**WHAT THE TASK ASKS:**
Where a line in the listing below contains the word "sheet", copy that line.

-- START OF RECORDED INFORMATION --

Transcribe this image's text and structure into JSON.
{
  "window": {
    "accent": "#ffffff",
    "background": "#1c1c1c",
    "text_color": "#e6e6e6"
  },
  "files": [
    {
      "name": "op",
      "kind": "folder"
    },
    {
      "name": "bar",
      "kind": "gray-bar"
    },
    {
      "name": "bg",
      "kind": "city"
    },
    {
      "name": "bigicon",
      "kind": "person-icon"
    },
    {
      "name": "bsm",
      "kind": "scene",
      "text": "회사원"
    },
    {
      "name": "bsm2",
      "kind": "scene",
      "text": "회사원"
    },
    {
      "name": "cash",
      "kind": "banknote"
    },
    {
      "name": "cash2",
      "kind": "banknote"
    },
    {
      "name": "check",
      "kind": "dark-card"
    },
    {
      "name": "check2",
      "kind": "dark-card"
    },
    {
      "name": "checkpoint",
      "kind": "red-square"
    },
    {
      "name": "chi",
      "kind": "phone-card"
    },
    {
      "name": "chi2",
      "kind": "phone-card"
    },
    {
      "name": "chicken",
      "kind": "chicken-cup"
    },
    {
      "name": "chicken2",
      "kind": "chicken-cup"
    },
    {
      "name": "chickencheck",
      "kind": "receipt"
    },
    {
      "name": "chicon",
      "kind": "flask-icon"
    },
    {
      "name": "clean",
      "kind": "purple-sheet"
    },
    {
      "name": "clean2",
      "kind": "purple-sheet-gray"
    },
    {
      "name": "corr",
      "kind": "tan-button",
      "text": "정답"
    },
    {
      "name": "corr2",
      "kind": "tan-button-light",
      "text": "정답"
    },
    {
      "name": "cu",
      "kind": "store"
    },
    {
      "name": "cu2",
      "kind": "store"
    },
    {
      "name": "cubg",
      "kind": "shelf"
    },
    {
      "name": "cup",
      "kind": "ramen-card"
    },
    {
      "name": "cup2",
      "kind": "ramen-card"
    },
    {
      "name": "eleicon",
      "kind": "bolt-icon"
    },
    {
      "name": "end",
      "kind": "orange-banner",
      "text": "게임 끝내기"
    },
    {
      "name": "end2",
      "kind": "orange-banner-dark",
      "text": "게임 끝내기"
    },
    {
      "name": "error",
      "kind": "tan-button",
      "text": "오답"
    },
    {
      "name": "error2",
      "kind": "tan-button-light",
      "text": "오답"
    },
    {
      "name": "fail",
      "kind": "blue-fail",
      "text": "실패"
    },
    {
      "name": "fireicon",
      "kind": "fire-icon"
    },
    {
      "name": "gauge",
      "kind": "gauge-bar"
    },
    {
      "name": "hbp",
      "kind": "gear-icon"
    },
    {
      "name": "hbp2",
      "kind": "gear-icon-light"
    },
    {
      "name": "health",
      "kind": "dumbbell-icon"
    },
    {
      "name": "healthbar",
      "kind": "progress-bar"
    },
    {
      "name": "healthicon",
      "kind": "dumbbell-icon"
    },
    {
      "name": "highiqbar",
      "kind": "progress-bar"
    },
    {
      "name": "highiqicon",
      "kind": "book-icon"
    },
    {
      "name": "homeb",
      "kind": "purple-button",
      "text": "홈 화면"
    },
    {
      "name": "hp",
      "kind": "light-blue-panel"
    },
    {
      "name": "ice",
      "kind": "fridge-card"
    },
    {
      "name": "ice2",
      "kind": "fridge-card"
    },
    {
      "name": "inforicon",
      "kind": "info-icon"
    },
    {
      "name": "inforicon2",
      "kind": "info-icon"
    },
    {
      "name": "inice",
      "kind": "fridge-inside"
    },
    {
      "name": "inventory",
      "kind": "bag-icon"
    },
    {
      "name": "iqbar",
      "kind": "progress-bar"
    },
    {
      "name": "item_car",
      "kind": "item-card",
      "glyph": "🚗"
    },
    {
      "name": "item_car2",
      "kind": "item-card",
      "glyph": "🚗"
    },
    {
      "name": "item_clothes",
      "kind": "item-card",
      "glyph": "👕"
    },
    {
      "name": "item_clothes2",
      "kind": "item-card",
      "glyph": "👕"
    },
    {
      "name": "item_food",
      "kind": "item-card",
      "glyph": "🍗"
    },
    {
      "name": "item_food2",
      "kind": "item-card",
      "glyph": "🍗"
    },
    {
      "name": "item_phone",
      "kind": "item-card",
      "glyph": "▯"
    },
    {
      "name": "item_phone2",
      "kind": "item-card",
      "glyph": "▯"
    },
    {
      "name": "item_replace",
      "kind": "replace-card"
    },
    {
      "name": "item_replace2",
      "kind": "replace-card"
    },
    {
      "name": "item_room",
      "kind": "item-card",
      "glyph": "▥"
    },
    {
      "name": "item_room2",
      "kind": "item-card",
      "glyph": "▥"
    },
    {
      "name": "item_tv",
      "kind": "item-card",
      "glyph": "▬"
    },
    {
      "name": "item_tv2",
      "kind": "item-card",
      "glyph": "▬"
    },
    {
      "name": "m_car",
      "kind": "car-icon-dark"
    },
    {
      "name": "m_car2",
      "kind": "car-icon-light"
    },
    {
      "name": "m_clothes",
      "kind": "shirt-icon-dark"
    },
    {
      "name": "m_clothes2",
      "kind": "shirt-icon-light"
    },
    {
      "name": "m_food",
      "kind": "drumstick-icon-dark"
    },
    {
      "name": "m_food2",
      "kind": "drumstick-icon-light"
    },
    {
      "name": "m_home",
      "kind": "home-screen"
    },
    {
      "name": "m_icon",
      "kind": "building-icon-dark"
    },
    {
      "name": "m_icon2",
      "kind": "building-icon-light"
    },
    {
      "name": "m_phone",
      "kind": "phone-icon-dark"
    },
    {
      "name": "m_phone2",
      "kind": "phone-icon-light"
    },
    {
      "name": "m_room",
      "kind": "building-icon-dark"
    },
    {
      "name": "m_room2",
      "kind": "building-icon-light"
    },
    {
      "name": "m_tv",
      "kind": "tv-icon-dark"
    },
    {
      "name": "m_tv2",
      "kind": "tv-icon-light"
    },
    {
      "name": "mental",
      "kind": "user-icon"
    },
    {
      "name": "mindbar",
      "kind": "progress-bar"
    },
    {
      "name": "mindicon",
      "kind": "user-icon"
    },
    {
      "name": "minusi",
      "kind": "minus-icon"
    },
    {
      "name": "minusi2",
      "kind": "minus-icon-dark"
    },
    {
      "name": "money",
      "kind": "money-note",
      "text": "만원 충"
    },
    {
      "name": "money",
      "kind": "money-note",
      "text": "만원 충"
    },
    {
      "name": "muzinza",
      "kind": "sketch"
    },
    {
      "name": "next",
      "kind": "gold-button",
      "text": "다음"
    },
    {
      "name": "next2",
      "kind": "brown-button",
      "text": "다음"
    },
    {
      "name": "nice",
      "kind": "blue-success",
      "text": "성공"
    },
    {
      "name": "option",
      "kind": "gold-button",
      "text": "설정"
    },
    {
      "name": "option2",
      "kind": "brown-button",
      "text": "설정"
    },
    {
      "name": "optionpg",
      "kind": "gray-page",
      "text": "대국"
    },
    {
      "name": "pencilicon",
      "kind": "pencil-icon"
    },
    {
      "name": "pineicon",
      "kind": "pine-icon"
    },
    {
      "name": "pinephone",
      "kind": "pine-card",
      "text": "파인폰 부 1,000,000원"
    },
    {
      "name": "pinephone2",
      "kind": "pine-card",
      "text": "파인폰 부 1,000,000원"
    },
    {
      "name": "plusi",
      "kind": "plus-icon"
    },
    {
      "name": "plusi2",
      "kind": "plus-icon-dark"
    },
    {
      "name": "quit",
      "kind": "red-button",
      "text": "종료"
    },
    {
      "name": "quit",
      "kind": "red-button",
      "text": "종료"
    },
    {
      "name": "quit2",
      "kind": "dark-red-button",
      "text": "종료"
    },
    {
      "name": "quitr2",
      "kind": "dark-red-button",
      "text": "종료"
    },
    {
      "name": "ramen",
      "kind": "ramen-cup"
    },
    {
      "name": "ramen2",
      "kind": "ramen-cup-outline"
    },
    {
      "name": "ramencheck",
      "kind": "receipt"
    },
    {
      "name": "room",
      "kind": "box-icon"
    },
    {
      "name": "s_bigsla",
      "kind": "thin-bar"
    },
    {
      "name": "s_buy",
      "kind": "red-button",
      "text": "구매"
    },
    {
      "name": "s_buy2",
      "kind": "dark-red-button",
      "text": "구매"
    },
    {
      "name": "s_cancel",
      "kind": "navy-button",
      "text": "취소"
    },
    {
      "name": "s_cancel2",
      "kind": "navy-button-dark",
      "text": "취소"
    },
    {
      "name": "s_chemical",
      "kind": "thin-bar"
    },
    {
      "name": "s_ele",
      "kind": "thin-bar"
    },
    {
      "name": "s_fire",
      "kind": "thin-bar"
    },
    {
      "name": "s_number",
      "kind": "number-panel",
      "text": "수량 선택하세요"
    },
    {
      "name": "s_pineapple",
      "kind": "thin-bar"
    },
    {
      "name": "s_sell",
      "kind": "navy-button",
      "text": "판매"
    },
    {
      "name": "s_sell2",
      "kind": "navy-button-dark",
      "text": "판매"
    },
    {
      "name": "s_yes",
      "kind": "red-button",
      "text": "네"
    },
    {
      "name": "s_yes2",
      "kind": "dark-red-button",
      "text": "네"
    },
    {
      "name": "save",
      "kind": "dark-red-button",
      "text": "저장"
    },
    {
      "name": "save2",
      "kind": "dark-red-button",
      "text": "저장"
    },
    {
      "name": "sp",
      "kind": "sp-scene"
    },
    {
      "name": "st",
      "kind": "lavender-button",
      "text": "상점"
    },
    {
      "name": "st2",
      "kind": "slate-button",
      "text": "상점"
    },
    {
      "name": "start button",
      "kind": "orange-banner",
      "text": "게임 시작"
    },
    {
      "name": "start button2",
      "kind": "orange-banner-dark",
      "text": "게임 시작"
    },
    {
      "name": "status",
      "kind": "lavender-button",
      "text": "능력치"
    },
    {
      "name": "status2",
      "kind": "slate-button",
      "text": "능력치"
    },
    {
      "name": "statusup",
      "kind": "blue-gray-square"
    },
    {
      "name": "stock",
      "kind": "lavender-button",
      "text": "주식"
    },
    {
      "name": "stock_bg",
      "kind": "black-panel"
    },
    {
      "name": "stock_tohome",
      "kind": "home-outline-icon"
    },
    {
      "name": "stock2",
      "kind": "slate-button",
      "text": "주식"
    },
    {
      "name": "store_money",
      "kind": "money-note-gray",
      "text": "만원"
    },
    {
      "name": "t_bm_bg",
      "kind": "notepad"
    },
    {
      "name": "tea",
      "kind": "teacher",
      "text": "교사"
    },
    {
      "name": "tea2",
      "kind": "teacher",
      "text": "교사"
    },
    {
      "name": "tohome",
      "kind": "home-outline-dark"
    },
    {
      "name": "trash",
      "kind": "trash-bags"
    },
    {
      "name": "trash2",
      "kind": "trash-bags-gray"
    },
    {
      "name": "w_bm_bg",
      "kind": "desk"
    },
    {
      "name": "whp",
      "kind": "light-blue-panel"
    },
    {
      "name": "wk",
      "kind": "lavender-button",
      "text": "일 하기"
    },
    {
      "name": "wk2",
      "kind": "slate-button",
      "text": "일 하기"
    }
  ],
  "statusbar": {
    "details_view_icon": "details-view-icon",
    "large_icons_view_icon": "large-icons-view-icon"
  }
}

-- END OF RECORDED INFORMATION --

**FINISHED TASK:**
      "kind": "purple-sheet"
      "kind": "purple-sheet-gray"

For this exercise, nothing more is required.